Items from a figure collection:
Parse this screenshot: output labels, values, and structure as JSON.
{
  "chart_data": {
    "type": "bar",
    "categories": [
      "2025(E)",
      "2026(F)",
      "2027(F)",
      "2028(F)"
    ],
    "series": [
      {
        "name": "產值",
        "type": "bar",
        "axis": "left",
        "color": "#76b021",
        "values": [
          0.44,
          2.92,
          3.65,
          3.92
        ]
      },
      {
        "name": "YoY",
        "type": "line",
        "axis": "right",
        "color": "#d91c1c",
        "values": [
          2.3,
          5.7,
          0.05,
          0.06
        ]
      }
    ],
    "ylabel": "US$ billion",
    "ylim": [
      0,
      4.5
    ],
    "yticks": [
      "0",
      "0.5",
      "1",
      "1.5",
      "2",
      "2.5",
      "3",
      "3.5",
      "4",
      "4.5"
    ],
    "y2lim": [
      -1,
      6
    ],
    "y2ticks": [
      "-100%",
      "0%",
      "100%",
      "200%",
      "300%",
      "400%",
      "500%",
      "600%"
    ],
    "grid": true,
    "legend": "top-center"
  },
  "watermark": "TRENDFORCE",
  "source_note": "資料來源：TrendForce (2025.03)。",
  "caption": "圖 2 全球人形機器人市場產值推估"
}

* AIM
All of the data needs to be printed once more, exactly.

* WRITTEN SOLUTION
Parse this screenshot: output labels, values, and structure as JSON.
{
  "chart_data": {
    "type": "bar",
    "categories": [
      "2025(E)",
      "2026(F)",
      "2027(F)",
      "2028(F)"
    ],
    "series": [
      {
        "name": "產值",
        "type": "bar",
        "axis": "left",
        "color": "#76b021",
        "values": [
          0.44,
          2.92,
          3.65,
          3.92
        ]
      },
      {
        "name": "YoY",
        "type": "line",
        "axis": "right",
        "color": "#d91c1c",
        "values": [
          2.3,
          5.7,
          0.05,
          0.06
        ]
      }
    ],
    "ylabel": "US$ billion",
    "ylim": [
      0,
      4.5
    ],
    "yticks": [
      "0",
      "0.5",
      "1",
      "1.5",
      "2",
      "2.5",
      "3",
      "3.5",
      "4",
      "4.5"
    ],
    "y2lim": [
      -1,
      6
    ],
    "y2ticks": [
      "-100%",
      "0%",
      "100%",
      "200%",
      "300%",
      "400%",
      "500%",
      "600%"
    ],
    "grid": true,
    "legend": "top-center"
  },
  "watermark": "TRENDFORCE",
  "source_note": "資料來源：TrendForce (2025.03)。",
  "caption": "圖 2 全球人形機器人市場產值推估"
}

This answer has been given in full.